**Problem to work on:** Below are some records. Say how many of their lines include the string "experts", giving only the number.

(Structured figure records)

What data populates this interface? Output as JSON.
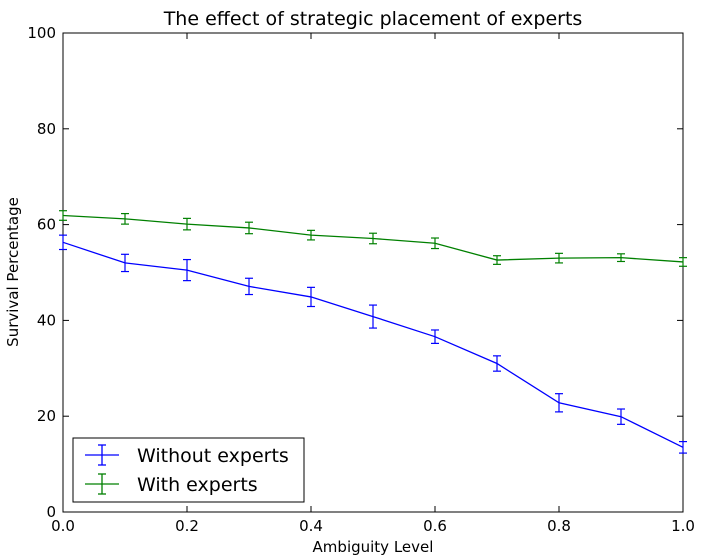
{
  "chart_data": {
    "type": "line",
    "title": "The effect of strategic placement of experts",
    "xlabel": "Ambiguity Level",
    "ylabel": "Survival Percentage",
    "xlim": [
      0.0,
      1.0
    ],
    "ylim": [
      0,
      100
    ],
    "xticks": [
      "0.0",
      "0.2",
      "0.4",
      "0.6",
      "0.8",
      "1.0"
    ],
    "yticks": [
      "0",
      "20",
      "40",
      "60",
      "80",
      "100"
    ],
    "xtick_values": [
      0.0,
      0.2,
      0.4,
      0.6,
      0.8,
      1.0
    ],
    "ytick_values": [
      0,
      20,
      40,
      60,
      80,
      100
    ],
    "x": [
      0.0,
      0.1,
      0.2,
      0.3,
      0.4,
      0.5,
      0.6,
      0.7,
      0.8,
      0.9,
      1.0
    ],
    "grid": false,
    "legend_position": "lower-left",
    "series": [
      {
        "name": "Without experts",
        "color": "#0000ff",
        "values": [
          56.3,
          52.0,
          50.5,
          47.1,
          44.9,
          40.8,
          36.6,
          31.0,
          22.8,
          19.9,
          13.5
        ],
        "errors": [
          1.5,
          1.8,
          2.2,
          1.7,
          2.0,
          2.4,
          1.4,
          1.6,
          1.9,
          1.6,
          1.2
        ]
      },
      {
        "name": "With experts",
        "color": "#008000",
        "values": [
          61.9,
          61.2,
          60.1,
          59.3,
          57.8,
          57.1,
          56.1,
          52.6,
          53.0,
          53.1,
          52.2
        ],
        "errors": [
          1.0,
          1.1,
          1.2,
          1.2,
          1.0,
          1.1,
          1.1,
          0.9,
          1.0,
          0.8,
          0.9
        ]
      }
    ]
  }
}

**Written reply:** 3